_WORK INSTRUCTION_: The word "document" may appear in some lines of the data; copy every such line.

_RECORD EXTRACTS_:
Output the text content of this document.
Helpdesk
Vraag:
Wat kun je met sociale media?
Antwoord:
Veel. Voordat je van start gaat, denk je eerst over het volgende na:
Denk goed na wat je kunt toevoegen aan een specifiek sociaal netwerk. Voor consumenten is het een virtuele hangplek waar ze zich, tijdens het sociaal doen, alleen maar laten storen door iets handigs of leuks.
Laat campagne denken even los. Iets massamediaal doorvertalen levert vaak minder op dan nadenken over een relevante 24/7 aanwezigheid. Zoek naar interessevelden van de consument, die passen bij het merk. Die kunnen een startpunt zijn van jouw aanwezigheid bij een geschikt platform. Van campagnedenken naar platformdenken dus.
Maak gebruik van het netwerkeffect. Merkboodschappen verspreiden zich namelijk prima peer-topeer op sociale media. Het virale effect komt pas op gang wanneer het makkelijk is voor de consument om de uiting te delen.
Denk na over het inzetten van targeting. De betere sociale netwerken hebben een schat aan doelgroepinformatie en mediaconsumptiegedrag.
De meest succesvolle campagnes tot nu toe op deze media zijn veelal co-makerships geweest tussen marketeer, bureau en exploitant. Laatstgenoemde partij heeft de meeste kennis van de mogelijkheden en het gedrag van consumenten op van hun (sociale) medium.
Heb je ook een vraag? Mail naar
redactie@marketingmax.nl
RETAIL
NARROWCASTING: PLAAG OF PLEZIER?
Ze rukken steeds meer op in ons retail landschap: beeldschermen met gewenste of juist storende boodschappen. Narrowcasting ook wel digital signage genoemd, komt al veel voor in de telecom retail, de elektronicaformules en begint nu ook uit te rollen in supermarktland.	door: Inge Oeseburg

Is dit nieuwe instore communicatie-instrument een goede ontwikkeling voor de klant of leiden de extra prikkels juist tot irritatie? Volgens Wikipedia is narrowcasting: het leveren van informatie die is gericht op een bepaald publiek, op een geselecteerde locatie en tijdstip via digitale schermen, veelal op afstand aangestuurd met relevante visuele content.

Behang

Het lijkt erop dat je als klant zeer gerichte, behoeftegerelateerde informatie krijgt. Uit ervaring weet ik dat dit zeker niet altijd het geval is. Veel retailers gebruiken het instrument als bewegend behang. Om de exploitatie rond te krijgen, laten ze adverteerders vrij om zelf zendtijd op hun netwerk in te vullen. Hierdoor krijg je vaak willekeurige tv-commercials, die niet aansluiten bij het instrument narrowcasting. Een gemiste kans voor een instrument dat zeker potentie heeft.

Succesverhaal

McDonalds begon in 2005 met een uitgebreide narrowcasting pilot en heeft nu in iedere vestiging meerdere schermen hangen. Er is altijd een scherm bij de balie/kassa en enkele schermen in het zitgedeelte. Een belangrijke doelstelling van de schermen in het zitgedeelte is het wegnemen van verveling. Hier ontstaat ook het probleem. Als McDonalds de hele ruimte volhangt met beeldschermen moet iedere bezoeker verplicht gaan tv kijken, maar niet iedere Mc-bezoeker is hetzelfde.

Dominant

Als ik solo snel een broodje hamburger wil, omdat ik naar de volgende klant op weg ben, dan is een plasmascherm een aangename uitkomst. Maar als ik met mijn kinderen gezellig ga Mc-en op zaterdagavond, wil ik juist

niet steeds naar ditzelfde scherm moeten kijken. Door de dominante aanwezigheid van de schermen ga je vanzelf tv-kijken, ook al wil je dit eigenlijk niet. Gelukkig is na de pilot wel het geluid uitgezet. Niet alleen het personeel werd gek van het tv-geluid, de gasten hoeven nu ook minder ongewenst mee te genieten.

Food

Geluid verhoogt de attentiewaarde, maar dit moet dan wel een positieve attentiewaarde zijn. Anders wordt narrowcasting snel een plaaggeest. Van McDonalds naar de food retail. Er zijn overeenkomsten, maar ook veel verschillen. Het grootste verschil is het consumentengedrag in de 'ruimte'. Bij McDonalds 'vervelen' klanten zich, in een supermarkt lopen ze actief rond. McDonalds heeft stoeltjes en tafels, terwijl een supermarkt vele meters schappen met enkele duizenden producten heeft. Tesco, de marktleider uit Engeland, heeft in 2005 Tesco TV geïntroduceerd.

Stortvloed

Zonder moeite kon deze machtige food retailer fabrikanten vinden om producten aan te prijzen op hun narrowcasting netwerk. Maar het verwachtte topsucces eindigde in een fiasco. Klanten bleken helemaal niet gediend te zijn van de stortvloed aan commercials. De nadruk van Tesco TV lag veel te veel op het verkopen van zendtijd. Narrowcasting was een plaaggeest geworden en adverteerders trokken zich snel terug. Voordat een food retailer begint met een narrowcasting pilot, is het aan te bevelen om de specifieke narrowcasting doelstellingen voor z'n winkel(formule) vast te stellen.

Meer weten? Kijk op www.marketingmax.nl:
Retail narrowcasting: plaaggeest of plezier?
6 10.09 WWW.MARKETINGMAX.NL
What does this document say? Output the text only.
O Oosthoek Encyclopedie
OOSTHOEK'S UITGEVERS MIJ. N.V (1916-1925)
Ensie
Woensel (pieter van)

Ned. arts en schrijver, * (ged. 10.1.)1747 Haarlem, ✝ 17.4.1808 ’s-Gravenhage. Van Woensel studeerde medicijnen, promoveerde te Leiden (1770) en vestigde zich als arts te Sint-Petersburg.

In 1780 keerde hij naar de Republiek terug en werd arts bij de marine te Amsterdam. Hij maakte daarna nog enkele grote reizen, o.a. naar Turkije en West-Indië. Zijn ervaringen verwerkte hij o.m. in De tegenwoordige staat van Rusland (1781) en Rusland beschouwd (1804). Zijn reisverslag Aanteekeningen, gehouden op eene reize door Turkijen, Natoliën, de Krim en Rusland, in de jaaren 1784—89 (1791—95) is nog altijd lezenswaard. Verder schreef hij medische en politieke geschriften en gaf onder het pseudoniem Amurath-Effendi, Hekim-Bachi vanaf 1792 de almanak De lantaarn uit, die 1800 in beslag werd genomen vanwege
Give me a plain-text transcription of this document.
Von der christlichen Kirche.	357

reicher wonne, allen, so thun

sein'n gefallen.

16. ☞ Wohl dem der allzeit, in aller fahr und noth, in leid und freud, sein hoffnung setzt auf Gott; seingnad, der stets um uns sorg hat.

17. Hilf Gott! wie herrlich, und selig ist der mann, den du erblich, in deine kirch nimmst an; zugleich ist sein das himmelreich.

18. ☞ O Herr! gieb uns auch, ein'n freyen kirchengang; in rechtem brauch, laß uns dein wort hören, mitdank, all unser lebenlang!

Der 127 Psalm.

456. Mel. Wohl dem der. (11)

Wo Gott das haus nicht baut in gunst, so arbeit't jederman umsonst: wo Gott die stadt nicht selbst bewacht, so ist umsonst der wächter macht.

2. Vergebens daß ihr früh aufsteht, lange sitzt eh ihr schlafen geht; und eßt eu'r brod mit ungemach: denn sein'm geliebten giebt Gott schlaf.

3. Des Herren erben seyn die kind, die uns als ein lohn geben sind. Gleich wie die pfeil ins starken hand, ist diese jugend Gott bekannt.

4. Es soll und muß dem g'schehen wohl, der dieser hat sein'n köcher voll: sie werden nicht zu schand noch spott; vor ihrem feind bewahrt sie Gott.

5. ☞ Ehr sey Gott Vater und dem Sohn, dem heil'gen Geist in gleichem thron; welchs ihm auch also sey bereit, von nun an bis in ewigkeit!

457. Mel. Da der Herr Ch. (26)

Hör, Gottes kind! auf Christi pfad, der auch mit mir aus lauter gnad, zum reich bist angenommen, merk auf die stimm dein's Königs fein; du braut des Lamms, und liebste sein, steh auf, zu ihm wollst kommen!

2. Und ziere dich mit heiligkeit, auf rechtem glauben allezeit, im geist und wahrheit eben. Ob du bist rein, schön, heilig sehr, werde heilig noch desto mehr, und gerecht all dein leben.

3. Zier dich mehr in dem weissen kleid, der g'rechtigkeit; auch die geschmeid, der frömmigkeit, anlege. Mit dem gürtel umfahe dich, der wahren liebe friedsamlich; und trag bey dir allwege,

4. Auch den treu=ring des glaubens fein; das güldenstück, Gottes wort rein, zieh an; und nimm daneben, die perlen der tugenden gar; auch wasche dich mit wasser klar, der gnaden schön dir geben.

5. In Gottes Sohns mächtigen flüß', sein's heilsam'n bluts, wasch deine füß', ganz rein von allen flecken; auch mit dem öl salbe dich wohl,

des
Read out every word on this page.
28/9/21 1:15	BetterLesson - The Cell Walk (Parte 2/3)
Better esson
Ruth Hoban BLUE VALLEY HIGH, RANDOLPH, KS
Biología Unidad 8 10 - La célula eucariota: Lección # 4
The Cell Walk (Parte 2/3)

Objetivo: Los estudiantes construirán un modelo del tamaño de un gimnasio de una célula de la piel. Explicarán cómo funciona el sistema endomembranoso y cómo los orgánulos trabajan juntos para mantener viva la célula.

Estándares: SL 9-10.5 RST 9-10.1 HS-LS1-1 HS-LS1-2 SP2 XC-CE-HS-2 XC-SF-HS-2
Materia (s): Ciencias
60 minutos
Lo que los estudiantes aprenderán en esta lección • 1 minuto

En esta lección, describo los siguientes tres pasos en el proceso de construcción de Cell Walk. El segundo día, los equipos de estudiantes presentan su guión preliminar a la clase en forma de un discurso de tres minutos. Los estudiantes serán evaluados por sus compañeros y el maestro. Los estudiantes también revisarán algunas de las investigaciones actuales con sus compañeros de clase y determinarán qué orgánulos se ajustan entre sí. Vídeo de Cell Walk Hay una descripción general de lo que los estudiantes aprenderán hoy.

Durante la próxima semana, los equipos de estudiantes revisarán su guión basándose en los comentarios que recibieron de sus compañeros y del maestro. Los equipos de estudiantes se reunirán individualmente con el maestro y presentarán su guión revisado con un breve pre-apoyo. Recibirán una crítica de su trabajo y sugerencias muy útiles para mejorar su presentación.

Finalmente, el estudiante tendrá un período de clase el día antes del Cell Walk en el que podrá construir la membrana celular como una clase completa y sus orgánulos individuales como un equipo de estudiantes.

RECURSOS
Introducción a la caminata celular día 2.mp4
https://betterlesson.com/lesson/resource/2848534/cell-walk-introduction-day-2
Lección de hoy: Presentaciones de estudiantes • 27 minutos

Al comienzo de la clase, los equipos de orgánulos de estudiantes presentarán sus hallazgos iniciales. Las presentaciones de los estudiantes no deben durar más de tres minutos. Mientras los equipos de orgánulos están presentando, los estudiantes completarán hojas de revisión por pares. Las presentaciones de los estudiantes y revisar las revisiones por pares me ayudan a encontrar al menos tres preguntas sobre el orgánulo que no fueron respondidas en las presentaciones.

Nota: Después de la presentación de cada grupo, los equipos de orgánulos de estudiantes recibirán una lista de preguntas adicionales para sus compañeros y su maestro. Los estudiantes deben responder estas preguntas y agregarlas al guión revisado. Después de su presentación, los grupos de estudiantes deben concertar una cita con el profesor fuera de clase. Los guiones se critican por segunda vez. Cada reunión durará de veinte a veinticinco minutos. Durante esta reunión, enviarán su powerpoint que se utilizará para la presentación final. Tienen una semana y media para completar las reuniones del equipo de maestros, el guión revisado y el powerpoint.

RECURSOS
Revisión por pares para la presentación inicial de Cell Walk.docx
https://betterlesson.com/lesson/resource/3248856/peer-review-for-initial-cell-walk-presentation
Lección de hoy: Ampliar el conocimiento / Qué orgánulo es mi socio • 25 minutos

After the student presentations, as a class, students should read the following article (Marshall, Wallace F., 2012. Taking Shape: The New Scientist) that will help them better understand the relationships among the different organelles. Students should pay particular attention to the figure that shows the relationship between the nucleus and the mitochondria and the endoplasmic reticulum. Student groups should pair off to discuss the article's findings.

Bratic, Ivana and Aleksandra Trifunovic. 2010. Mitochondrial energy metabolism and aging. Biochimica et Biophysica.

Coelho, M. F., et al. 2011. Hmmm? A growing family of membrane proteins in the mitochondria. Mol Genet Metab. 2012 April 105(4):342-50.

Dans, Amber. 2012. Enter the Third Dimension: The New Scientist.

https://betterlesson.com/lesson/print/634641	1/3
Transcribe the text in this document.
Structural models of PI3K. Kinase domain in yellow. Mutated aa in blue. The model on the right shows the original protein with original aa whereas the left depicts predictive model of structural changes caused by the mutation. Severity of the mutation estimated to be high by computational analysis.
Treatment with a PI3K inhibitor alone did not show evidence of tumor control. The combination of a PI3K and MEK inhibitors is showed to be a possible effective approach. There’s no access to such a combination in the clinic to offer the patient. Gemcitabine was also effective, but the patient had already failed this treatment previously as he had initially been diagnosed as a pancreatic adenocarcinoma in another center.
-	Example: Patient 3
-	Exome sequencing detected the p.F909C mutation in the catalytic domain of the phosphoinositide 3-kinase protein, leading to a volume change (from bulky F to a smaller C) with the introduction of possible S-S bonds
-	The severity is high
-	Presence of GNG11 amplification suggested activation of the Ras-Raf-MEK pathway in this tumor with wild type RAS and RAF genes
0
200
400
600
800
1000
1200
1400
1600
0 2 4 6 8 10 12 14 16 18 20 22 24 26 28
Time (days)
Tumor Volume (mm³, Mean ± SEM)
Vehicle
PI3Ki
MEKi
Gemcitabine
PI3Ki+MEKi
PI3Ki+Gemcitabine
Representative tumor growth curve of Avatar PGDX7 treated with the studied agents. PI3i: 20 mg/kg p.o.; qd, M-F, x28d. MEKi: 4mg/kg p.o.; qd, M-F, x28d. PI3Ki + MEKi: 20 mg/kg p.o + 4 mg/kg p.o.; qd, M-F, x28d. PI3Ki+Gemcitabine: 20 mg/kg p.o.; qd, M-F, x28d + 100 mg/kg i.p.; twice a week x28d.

_ANSWER AREA_:
Output the text content of this document.
What does this document say? Output the text only.
Give me a plain-text transcription of this document.
Transcribe the text in this document.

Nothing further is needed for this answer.